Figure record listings

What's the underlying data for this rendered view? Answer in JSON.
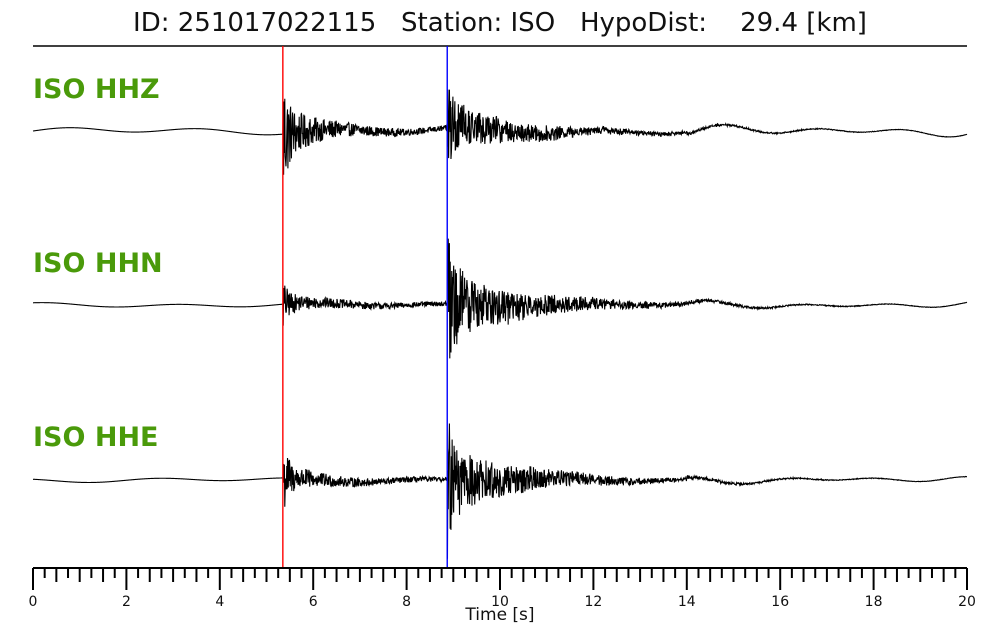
{
  "chart_data": {
    "type": "line",
    "title": "ID: 251017022115   Station: ISO   HypoDist:    29.4 [km]",
    "xlabel": "Time [s]",
    "ylabel": "",
    "xlim": [
      0,
      20
    ],
    "x_ticks_major": [
      0,
      2,
      4,
      6,
      8,
      10,
      12,
      14,
      16,
      18,
      20
    ],
    "x_ticks_minor_step": 0.25,
    "grid": false,
    "label_color": "#4a9a0a",
    "trace_color": "#000000",
    "picks": [
      {
        "phase": "P",
        "time": 5.35,
        "color": "#ff0000"
      },
      {
        "phase": "S",
        "time": 8.87,
        "color": "#0000ff"
      }
    ],
    "series": [
      {
        "name": "ISO HHZ",
        "noise": 0.03,
        "p_amp": 0.55,
        "s_amp": 0.48,
        "p_burst": 1.1,
        "s_burst": 0.9,
        "coda": 0.14
      },
      {
        "name": "ISO HHN",
        "noise": 0.02,
        "p_amp": 0.12,
        "s_amp": 0.7,
        "p_burst": 0.4,
        "s_burst": 1.4,
        "coda": 0.12
      },
      {
        "name": "ISO HHE",
        "noise": 0.02,
        "p_amp": 0.25,
        "s_amp": 0.65,
        "p_burst": 0.7,
        "s_burst": 1.2,
        "coda": 0.12
      }
    ]
  }
}
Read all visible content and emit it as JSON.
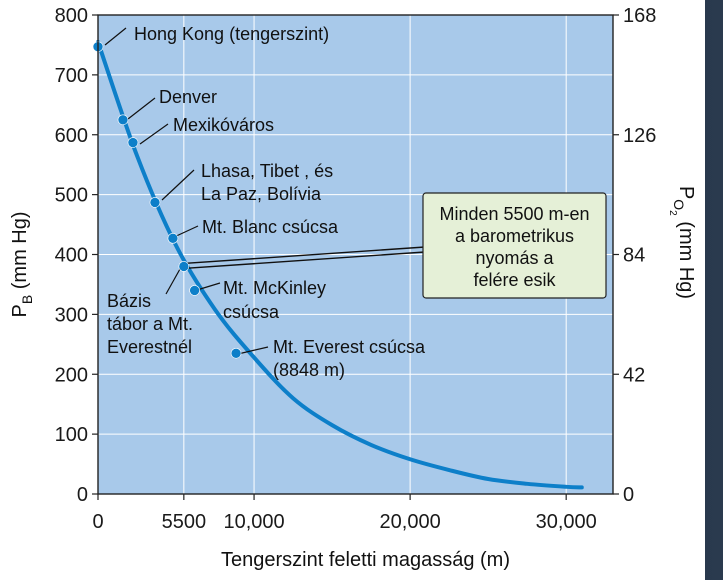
{
  "chart_data": {
    "type": "line",
    "xlabel": "Tengerszint feletti magasság (m)",
    "ylabel_left": "P",
    "ylabel_left_sub": "B",
    "ylabel_left_unit": " (mm Hg)",
    "ylabel_right": "P",
    "ylabel_right_sub": "O",
    "ylabel_right_sub2": "2",
    "ylabel_right_unit": " (mm Hg)",
    "xlim": [
      0,
      33000
    ],
    "ylim": [
      0,
      800
    ],
    "y2lim": [
      0,
      168
    ],
    "x_ticks": [
      0,
      5500,
      10000,
      20000,
      30000
    ],
    "x_tick_labels": [
      "0",
      "5500",
      "10,000",
      "20,000",
      "30,000"
    ],
    "y_ticks": [
      0,
      100,
      200,
      300,
      400,
      500,
      600,
      700,
      800
    ],
    "y_tick_labels": [
      "0",
      "100",
      "200",
      "300",
      "400",
      "500",
      "600",
      "700",
      "800"
    ],
    "y2_ticks": [
      0,
      42,
      84,
      126,
      168
    ],
    "y2_tick_labels": [
      "0",
      "42",
      "84",
      "126",
      "168"
    ],
    "grid": true,
    "line_color": "#0d7fc9",
    "plot_bg": "#a8c9ea",
    "curve": {
      "x": [
        0,
        2500,
        5000,
        7500,
        10000,
        12500,
        15000,
        17500,
        20000,
        22500,
        25000,
        27500,
        30000,
        31000
      ],
      "y": [
        755,
        565,
        415,
        308,
        228,
        160,
        115,
        82,
        58,
        40,
        25,
        17,
        12,
        11
      ]
    },
    "points": [
      {
        "x": 0,
        "y": 747
      },
      {
        "x": 1600,
        "y": 625
      },
      {
        "x": 2240,
        "y": 587
      },
      {
        "x": 3650,
        "y": 487
      },
      {
        "x": 4800,
        "y": 427
      },
      {
        "x": 5500,
        "y": 380
      },
      {
        "x": 6190,
        "y": 340
      },
      {
        "x": 8848,
        "y": 235
      }
    ],
    "annotations": [
      {
        "lines": [
          "Hong Kong (tengerszint)"
        ]
      },
      {
        "lines": [
          "Denver"
        ]
      },
      {
        "lines": [
          "Mexikóváros"
        ]
      },
      {
        "lines": [
          "Lhasa, Tibet , és",
          "La Paz, Bolívia"
        ]
      },
      {
        "lines": [
          "Mt. Blanc csúcsa"
        ]
      },
      {
        "lines": [
          "Mt. McKinley",
          "csúcsa"
        ]
      },
      {
        "lines": [
          "Bázis",
          "tábor a  Mt.",
          "Everestnél"
        ]
      },
      {
        "lines": [
          "Mt. Everest csúcsa",
          "(8848 m)"
        ]
      }
    ],
    "callout": {
      "lines": [
        "Minden 5500 m-en",
        "a barometrikus",
        "nyomás a",
        "felére esik"
      ],
      "bg": "#e5f0d7"
    }
  }
}
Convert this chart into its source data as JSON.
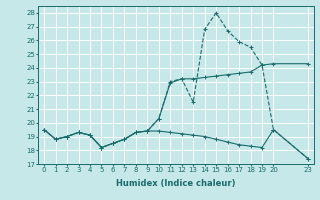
{
  "xlabel": "Humidex (Indice chaleur)",
  "bg_color": "#c6e8e8",
  "grid_color": "#ffffff",
  "line_color": "#1a6b6b",
  "xlim": [
    -0.5,
    23.5
  ],
  "ylim": [
    17,
    28.5
  ],
  "xticks": [
    0,
    1,
    2,
    3,
    4,
    5,
    6,
    7,
    8,
    9,
    10,
    11,
    12,
    13,
    14,
    15,
    16,
    17,
    18,
    19,
    20,
    23
  ],
  "yticks": [
    17,
    18,
    19,
    20,
    21,
    22,
    23,
    24,
    25,
    26,
    27,
    28
  ],
  "line1_x": [
    0,
    1,
    2,
    3,
    4,
    5,
    6,
    7,
    8,
    9,
    10,
    11,
    12,
    13,
    14,
    15,
    16,
    17,
    18,
    19,
    20,
    23
  ],
  "line1_y": [
    19.5,
    18.8,
    19.0,
    19.3,
    19.1,
    18.2,
    18.5,
    18.8,
    19.3,
    19.4,
    20.3,
    23.0,
    23.2,
    21.5,
    26.8,
    28.0,
    26.7,
    25.9,
    25.5,
    24.2,
    19.5,
    17.4
  ],
  "line2_x": [
    0,
    1,
    2,
    3,
    4,
    5,
    6,
    7,
    8,
    9,
    10,
    11,
    12,
    13,
    14,
    15,
    16,
    17,
    18,
    19,
    20,
    23
  ],
  "line2_y": [
    19.5,
    18.8,
    19.0,
    19.3,
    19.1,
    18.2,
    18.5,
    18.8,
    19.3,
    19.4,
    20.3,
    22.9,
    23.2,
    23.2,
    23.3,
    23.4,
    23.5,
    23.6,
    23.7,
    24.2,
    24.3,
    24.3
  ],
  "line3_x": [
    0,
    1,
    2,
    3,
    4,
    5,
    6,
    7,
    8,
    9,
    10,
    11,
    12,
    13,
    14,
    15,
    16,
    17,
    18,
    19,
    20,
    23
  ],
  "line3_y": [
    19.5,
    18.8,
    19.0,
    19.3,
    19.1,
    18.2,
    18.5,
    18.8,
    19.3,
    19.4,
    19.4,
    19.3,
    19.2,
    19.1,
    19.0,
    18.8,
    18.6,
    18.4,
    18.3,
    18.2,
    19.5,
    17.4
  ]
}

REQUEST: Of the lines above, how many include the word "name"? Reply with the number alone.

SOLUTION TO THE EXERCISE: 3